The records below should be written out again, exactly.

→ **Provided entries**
---+---

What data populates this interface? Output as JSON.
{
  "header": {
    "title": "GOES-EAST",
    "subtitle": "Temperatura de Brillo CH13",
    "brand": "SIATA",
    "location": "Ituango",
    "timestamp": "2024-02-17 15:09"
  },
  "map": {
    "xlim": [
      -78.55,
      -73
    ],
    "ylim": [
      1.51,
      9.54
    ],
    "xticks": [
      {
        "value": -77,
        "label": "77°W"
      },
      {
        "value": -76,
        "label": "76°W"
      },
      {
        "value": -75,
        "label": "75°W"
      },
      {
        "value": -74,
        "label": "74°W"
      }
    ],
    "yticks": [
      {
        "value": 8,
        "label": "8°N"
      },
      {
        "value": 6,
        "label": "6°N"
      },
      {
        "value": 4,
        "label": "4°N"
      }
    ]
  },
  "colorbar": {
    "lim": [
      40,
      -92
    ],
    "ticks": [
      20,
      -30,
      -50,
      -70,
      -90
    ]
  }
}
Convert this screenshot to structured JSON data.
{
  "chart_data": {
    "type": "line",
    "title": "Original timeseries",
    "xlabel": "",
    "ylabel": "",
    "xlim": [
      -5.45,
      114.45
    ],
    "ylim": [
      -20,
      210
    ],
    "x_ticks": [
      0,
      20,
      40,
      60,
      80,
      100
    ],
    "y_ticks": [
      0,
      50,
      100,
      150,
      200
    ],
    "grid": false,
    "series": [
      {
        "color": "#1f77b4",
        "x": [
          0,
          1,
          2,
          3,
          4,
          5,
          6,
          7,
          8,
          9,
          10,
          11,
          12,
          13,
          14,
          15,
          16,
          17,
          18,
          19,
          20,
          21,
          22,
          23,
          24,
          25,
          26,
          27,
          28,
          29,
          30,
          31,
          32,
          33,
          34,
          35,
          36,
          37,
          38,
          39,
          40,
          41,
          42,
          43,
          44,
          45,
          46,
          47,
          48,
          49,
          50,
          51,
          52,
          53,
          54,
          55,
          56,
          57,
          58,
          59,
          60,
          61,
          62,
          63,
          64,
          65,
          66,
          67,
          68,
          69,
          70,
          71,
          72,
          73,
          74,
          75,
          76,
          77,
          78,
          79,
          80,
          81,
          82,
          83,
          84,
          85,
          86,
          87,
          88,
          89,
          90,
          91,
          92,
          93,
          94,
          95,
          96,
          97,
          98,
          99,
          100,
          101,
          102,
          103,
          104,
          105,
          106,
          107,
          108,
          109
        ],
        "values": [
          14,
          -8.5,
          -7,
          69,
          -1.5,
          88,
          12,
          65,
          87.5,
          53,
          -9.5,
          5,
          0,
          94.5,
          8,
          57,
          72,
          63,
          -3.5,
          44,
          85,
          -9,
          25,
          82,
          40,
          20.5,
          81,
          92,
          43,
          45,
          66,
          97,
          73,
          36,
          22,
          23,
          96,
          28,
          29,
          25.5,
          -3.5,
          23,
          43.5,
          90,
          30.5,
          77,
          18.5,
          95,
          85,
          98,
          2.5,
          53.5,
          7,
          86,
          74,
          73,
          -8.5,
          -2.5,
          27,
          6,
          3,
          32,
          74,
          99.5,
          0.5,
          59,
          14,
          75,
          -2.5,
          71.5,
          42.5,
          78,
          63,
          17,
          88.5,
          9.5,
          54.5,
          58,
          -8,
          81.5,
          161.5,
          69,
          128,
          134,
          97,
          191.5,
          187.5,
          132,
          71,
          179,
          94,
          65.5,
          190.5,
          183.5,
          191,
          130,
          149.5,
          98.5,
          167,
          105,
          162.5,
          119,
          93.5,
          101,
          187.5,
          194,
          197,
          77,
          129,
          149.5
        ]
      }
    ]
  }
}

---+---

→ **Answer to this problem**
What data populates this interface? Output as JSON.
{
  "header": {
    "title": "GOES-EAST",
    "subtitle": "Temperatura de Brillo CH13",
    "brand": "SIATA",
    "location": "Ituango",
    "timestamp": "2024-02-17 15:09"
  },
  "map": {
    "xlim": [
      -78.55,
      -73
    ],
    "ylim": [
      1.51,
      9.54
    ],
    "xticks": [
      {
        "value": -77,
        "label": "77°W"
      },
      {
        "value": -76,
        "label": "76°W"
      },
      {
        "value": -75,
        "label": "75°W"
      },
      {
        "value": -74,
        "label": "74°W"
      }
    ],
    "yticks": [
      {
        "value": 8,
        "label": "8°N"
      },
      {
        "value": 6,
        "label": "6°N"
      },
      {
        "value": 4,
        "label": "4°N"
      }
    ]
  },
  "colorbar": {
    "lim": [
      40,
      -92
    ],
    "ticks": [
      20,
      -30,
      -50,
      -70,
      -90
    ]
  }
}
Convert this screenshot to structured JSON data.
{
  "chart_data": {
    "type": "line",
    "title": "Original timeseries",
    "xlabel": "",
    "ylabel": "",
    "xlim": [
      -5.45,
      114.45
    ],
    "ylim": [
      -20,
      210
    ],
    "x_ticks": [
      0,
      20,
      40,
      60,
      80,
      100
    ],
    "y_ticks": [
      0,
      50,
      100,
      150,
      200
    ],
    "grid": false,
    "series": [
      {
        "color": "#1f77b4",
        "x": [
          0,
          1,
          2,
          3,
          4,
          5,
          6,
          7,
          8,
          9,
          10,
          11,
          12,
          13,
          14,
          15,
          16,
          17,
          18,
          19,
          20,
          21,
          22,
          23,
          24,
          25,
          26,
          27,
          28,
          29,
          30,
          31,
          32,
          33,
          34,
          35,
          36,
          37,
          38,
          39,
          40,
          41,
          42,
          43,
          44,
          45,
          46,
          47,
          48,
          49,
          50,
          51,
          52,
          53,
          54,
          55,
          56,
          57,
          58,
          59,
          60,
          61,
          62,
          63,
          64,
          65,
          66,
          67,
          68,
          69,
          70,
          71,
          72,
          73,
          74,
          75,
          76,
          77,
          78,
          79,
          80,
          81,
          82,
          83,
          84,
          85,
          86,
          87,
          88,
          89,
          90,
          91,
          92,
          93,
          94,
          95,
          96,
          97,
          98,
          99,
          100,
          101,
          102,
          103,
          104,
          105,
          106,
          107,
          108,
          109
        ],
        "values": [
          14,
          -8.5,
          -7,
          69,
          -1.5,
          88,
          12,
          65,
          87.5,
          53,
          -9.5,
          5,
          0,
          94.5,
          8,
          57,
          72,
          63,
          -3.5,
          44,
          85,
          -9,
          25,
          82,
          40,
          20.5,
          81,
          92,
          43,
          45,
          66,
          97,
          73,
          36,
          22,
          23,
          96,
          28,
          29,
          25.5,
          -3.5,
          23,
          43.5,
          90,
          30.5,
          77,
          18.5,
          95,
          85,
          98,
          2.5,
          53.5,
          7,
          86,
          74,
          73,
          -8.5,
          -2.5,
          27,
          6,
          3,
          32,
          74,
          99.5,
          0.5,
          59,
          14,
          75,
          -2.5,
          71.5,
          42.5,
          78,
          63,
          17,
          88.5,
          9.5,
          54.5,
          58,
          -8,
          81.5,
          161.5,
          69,
          128,
          134,
          97,
          191.5,
          187.5,
          132,
          71,
          179,
          94,
          65.5,
          190.5,
          183.5,
          191,
          130,
          149.5,
          98.5,
          167,
          105,
          162.5,
          119,
          93.5,
          101,
          187.5,
          194,
          197,
          77,
          129,
          149.5
        ]
      }
    ]
  }
}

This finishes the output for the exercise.